▶ [Problem to solve]:
Find and copy each line of the records where the string "Microsoft" shows up.

+--

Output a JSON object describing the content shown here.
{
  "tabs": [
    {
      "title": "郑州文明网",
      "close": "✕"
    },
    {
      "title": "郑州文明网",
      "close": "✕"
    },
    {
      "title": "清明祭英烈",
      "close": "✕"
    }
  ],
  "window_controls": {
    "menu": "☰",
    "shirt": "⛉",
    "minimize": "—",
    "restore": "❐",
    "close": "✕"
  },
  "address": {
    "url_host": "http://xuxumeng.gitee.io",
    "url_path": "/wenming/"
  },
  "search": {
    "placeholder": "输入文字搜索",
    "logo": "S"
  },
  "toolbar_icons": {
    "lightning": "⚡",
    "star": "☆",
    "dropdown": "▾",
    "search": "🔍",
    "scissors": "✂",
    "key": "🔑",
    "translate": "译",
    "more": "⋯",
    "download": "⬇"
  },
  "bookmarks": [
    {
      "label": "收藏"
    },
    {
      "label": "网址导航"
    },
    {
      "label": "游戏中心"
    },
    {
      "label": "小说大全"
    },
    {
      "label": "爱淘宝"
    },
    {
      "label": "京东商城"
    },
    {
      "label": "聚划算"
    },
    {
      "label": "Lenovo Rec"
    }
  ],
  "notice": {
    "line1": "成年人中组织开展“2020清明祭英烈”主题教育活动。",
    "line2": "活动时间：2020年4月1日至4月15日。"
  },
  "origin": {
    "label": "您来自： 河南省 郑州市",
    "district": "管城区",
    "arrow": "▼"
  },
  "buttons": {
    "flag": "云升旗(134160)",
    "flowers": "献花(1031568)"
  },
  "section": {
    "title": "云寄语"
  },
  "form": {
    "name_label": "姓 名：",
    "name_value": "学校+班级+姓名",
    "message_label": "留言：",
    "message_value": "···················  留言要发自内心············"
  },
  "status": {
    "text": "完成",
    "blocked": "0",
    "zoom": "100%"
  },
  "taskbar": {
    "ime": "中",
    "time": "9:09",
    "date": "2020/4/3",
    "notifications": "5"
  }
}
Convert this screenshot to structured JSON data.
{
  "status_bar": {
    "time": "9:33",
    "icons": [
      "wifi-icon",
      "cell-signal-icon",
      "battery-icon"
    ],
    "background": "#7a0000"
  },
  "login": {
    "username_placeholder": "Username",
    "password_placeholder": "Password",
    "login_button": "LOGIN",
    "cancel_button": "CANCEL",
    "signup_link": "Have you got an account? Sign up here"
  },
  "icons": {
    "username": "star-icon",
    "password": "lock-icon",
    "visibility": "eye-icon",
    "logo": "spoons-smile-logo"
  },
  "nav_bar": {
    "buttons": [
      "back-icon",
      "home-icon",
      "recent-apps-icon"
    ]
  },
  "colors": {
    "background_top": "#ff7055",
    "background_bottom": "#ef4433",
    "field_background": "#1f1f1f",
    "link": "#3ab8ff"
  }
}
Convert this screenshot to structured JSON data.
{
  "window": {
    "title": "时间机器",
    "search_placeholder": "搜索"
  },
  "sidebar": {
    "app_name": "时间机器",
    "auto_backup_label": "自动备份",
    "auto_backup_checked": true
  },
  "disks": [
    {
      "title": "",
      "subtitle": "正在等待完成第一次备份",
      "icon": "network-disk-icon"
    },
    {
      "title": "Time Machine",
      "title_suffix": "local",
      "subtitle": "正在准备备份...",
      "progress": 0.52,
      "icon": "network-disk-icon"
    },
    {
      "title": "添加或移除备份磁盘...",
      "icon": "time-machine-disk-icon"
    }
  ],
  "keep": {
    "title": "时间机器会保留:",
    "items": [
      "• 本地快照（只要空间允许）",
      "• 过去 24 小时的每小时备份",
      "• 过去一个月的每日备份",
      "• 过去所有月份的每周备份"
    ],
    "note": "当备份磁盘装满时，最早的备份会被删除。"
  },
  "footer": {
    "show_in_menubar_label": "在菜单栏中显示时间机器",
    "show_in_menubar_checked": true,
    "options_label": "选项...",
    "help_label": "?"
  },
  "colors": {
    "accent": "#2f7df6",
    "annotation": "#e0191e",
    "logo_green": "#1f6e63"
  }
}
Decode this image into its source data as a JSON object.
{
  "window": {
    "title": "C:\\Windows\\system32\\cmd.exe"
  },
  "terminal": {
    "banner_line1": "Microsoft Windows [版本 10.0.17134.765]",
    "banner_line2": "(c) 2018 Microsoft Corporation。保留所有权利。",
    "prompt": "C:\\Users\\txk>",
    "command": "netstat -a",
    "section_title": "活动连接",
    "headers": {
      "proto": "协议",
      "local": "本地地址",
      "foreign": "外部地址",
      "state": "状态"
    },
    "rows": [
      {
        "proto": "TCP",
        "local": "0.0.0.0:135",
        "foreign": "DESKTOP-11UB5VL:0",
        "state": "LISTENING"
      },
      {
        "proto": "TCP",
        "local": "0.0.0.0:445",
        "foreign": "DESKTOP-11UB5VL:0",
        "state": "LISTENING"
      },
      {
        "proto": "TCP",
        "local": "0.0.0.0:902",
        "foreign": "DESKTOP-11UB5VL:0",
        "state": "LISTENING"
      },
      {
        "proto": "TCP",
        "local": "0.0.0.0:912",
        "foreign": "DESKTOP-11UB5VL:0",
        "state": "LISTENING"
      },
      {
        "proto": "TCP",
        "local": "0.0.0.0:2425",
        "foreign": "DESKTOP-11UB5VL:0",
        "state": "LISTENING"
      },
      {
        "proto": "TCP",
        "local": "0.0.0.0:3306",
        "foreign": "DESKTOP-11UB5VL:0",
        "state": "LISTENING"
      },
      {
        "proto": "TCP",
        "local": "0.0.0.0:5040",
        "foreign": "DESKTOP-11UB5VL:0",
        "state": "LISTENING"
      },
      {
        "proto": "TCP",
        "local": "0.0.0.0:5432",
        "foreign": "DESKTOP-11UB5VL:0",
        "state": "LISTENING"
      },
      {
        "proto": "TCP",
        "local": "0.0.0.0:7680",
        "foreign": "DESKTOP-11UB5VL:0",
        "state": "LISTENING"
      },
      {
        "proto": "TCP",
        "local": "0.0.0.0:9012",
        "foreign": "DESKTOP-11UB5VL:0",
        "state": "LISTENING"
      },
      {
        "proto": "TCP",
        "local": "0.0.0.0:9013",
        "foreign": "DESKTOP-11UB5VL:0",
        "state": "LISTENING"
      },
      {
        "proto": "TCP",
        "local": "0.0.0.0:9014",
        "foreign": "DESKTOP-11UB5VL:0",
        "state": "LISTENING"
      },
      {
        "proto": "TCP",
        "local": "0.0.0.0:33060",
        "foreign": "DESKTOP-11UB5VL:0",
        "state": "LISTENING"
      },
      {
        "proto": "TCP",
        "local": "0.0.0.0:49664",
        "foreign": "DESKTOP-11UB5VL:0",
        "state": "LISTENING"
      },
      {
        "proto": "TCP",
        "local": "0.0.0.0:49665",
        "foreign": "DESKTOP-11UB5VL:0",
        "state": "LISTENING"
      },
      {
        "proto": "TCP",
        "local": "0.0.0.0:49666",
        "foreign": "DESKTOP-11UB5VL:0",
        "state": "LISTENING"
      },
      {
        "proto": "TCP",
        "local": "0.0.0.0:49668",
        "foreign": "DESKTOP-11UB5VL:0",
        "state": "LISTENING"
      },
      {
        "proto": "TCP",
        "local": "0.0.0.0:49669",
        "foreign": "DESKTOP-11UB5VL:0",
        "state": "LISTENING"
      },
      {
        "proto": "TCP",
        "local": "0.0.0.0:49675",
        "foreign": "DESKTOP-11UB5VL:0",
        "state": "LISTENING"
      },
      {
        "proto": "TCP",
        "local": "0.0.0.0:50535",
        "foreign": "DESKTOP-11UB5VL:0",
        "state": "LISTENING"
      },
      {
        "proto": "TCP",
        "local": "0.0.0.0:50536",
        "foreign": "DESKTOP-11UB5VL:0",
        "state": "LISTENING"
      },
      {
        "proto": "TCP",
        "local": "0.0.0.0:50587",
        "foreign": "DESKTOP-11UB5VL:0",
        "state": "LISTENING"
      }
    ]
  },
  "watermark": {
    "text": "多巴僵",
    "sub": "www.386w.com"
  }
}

+--

▶ [Response for this exercise]:
    "banner_line1": "Microsoft Windows [版本 10.0.17134.765]",
    "banner_line2": "(c) 2018 Microsoft Corporation。保留所有权利。",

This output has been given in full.